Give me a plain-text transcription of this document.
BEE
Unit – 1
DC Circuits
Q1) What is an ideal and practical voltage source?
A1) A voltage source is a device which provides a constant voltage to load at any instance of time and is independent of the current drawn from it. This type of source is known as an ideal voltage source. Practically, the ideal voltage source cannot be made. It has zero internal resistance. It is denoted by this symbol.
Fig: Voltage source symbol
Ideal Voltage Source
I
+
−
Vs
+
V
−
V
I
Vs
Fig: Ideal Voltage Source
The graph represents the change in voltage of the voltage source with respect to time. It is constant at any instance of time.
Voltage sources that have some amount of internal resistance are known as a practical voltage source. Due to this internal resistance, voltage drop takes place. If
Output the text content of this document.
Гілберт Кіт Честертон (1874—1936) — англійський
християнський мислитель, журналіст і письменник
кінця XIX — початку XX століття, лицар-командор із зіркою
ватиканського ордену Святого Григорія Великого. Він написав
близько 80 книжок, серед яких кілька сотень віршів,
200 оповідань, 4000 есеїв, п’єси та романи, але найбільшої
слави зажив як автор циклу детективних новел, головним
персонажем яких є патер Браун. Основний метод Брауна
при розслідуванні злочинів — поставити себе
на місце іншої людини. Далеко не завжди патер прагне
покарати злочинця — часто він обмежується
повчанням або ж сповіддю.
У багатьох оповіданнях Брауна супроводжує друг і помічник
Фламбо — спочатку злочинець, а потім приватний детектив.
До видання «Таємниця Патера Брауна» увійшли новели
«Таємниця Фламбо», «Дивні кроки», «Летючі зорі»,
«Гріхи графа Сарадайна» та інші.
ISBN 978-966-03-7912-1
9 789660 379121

WRITTEN TASK: Find every line in the records that has the string "document", then state how many there are and nothing else.

ANSWER TO THIS TASK: 2